Return every line in the material below that contains the string "pimep".

#### Data for the task

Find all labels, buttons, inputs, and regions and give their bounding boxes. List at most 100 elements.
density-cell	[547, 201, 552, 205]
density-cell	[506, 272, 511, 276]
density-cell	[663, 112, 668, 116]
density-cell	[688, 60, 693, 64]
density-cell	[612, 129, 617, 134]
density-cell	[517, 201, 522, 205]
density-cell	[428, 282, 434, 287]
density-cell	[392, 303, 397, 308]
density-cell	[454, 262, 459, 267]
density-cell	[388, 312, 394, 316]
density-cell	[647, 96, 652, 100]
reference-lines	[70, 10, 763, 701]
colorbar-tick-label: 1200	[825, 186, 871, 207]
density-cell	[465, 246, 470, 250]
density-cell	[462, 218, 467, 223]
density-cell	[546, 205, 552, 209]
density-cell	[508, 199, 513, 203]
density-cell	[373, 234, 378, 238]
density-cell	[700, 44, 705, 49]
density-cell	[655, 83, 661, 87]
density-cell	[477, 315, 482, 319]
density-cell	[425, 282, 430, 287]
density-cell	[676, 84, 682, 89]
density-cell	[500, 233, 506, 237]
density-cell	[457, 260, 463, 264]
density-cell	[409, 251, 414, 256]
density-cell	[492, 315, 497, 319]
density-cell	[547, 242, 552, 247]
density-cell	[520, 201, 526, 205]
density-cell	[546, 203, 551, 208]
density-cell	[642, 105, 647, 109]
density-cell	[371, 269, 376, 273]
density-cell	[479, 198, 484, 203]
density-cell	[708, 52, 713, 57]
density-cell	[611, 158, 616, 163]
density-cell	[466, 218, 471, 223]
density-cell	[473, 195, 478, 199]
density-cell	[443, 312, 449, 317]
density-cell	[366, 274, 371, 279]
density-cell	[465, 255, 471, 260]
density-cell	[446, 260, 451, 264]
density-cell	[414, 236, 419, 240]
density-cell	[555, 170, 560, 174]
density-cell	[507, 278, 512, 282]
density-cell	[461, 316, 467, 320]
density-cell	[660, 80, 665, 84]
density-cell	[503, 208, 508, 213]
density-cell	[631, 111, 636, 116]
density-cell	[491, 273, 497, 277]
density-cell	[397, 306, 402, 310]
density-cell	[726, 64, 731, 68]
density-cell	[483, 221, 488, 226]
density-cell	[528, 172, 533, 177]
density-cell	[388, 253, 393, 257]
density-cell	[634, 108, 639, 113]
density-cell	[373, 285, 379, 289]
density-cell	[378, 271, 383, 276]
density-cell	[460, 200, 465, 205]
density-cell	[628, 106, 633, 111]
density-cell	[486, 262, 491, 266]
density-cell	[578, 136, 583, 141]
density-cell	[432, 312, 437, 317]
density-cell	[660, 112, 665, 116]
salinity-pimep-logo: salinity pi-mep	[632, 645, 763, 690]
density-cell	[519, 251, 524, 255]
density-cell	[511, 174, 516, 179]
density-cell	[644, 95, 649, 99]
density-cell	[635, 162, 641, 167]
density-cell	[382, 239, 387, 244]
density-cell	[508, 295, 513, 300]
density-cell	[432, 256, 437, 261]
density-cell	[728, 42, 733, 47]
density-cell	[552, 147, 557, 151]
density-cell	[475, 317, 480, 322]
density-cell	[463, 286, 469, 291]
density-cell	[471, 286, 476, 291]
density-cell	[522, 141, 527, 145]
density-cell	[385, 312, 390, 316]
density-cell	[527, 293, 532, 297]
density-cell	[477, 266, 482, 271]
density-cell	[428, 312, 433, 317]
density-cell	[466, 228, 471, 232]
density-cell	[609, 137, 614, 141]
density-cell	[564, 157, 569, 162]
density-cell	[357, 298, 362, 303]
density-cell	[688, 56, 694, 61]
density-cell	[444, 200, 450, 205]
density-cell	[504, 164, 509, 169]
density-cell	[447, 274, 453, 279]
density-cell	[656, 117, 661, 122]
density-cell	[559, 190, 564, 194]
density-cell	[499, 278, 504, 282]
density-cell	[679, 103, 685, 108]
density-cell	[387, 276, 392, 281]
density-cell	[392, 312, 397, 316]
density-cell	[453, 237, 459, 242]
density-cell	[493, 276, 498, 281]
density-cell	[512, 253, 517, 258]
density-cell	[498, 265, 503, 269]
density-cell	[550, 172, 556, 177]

########

Response to the task:
salinity-pimep-logo: salinity pi-mep	[632, 645, 763, 690]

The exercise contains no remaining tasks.